Start of Task material
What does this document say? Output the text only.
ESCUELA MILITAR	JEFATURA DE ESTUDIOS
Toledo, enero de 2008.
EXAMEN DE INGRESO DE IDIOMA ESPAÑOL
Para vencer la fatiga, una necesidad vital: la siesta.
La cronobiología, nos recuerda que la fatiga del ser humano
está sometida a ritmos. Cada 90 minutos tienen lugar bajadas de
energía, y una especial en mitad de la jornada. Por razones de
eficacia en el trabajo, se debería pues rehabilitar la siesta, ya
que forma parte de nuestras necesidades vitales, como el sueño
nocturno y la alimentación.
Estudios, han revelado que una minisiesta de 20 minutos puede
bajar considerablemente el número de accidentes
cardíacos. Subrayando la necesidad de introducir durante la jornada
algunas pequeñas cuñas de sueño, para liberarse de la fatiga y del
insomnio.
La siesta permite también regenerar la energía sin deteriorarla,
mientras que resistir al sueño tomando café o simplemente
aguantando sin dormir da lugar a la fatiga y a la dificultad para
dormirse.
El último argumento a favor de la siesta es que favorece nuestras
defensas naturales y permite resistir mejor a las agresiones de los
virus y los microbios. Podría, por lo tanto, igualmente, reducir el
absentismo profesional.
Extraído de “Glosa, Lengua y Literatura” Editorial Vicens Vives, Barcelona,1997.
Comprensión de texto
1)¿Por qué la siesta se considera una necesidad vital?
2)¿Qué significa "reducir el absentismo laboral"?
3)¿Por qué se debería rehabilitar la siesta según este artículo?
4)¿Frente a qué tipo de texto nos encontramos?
End of Task material
_Your objective_
Could you give the data above again, exact in every line?

_Final answer_
What does this document say? Output the text only.
ESCUELA MILITAR	JEFATURA DE ESTUDIOS
Toledo, enero de 2008.
EXAMEN DE INGRESO DE IDIOMA ESPAÑOL
Para vencer la fatiga, una necesidad vital: la siesta.
La cronobiología, nos recuerda que la fatiga del ser humano
está sometida a ritmos. Cada 90 minutos tienen lugar bajadas de
energía, y una especial en mitad de la jornada. Por razones de
eficacia en el trabajo, se debería pues rehabilitar la siesta, ya
que forma parte de nuestras necesidades vitales, como el sueño
nocturno y la alimentación.
Estudios, han revelado que una minisiesta de 20 minutos puede
bajar considerablemente el número de accidentes
cardíacos. Subrayando la necesidad de introducir durante la jornada
algunas pequeñas cuñas de sueño, para liberarse de la fatiga y del
insomnio.
La siesta permite también regenerar la energía sin deteriorarla,
mientras que resistir al sueño tomando café o simplemente
aguantando sin dormir da lugar a la fatiga y a la dificultad para
dormirse.
El último argumento a favor de la siesta es que favorece nuestras
defensas naturales y permite resistir mejor a las agresiones de los
virus y los microbios. Podría, por lo tanto, igualmente, reducir el
absentismo profesional.
Extraído de “Glosa, Lengua y Literatura” Editorial Vicens Vives, Barcelona,1997.
Comprensión de texto
1)¿Por qué la siesta se considera una necesidad vital?
2)¿Qué significa "reducir el absentismo laboral"?
3)¿Por qué se debería rehabilitar la siesta según este artículo?
4)¿Frente a qué tipo de texto nos encontramos?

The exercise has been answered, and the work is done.